AIM: Tell how many lines in these records contain the string "CADR", with only the number as the reply.

>> START

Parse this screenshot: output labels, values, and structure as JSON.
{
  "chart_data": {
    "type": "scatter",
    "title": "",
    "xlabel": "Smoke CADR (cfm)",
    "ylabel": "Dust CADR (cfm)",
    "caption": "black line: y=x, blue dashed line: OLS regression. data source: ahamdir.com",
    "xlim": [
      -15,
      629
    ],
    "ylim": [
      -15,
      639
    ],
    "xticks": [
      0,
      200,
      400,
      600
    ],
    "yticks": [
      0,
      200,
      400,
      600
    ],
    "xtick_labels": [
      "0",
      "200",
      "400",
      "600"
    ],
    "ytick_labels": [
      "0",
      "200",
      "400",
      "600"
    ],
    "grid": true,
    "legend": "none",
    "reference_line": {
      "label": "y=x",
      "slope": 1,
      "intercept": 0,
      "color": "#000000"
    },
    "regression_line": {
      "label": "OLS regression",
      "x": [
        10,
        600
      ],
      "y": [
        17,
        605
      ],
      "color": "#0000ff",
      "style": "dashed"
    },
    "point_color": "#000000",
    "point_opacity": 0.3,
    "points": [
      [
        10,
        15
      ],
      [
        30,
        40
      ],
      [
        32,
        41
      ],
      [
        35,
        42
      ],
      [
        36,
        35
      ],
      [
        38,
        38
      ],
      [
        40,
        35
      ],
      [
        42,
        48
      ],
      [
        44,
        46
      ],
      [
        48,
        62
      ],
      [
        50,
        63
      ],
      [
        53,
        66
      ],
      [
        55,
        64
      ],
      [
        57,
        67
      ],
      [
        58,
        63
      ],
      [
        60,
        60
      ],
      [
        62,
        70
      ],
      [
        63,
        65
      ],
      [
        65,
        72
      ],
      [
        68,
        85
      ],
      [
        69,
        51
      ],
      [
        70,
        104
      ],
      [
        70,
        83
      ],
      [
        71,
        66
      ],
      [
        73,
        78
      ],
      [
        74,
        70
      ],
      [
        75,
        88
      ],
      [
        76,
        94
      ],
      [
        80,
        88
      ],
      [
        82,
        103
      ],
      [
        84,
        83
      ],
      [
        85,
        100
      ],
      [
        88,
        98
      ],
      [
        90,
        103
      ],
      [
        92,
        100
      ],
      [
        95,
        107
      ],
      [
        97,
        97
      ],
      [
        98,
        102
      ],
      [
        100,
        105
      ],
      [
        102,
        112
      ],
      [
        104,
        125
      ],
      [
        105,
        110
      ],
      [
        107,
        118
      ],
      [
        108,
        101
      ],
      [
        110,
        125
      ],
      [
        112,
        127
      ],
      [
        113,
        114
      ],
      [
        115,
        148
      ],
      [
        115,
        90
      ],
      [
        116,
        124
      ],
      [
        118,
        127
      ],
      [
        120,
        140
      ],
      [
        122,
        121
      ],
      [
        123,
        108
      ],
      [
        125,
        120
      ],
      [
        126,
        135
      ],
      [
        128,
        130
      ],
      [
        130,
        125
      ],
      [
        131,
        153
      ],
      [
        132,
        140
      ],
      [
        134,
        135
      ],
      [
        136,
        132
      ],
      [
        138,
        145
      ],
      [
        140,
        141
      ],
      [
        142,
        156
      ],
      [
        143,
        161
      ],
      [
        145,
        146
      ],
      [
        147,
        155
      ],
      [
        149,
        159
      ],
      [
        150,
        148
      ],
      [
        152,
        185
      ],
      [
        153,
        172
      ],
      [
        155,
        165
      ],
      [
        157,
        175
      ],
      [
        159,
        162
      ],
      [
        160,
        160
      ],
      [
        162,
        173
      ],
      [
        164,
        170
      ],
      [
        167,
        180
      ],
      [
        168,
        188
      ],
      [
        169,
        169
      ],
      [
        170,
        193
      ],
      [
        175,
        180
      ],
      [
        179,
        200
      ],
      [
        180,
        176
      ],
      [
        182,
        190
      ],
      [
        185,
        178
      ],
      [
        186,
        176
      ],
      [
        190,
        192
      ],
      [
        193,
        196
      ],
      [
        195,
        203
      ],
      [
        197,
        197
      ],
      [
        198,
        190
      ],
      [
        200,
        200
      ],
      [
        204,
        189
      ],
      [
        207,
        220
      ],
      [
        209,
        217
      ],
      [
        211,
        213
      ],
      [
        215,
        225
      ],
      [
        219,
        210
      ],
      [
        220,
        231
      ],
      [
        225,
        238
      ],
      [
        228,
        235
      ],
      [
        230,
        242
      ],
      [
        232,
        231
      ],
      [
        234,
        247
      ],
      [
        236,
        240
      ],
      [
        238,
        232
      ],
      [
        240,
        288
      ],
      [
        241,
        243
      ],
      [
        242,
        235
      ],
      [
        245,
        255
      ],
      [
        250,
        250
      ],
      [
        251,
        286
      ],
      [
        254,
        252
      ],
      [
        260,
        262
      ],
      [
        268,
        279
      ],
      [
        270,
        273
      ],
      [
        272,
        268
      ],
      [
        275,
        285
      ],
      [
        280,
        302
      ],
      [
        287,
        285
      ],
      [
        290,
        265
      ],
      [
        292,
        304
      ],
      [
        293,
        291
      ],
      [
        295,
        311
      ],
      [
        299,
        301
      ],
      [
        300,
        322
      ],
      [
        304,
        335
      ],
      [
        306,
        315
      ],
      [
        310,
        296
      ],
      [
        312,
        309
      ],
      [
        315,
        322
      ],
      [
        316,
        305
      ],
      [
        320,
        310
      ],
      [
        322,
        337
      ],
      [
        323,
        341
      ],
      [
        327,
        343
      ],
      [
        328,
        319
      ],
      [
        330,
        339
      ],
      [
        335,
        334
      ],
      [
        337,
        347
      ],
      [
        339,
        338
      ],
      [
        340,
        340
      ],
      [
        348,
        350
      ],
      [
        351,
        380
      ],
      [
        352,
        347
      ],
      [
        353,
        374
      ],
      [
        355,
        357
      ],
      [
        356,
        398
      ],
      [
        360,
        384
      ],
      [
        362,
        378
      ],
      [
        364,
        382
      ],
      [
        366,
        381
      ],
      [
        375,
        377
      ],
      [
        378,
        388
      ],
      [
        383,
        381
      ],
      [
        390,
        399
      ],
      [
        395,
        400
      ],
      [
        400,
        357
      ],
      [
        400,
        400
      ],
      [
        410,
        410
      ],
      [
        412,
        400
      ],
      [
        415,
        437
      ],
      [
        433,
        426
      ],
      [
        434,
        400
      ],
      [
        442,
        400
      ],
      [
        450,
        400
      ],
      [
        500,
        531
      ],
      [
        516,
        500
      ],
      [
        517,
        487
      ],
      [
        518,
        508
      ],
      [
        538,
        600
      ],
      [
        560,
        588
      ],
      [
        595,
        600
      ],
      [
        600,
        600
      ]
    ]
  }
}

>> END

RESULT BELOW: 2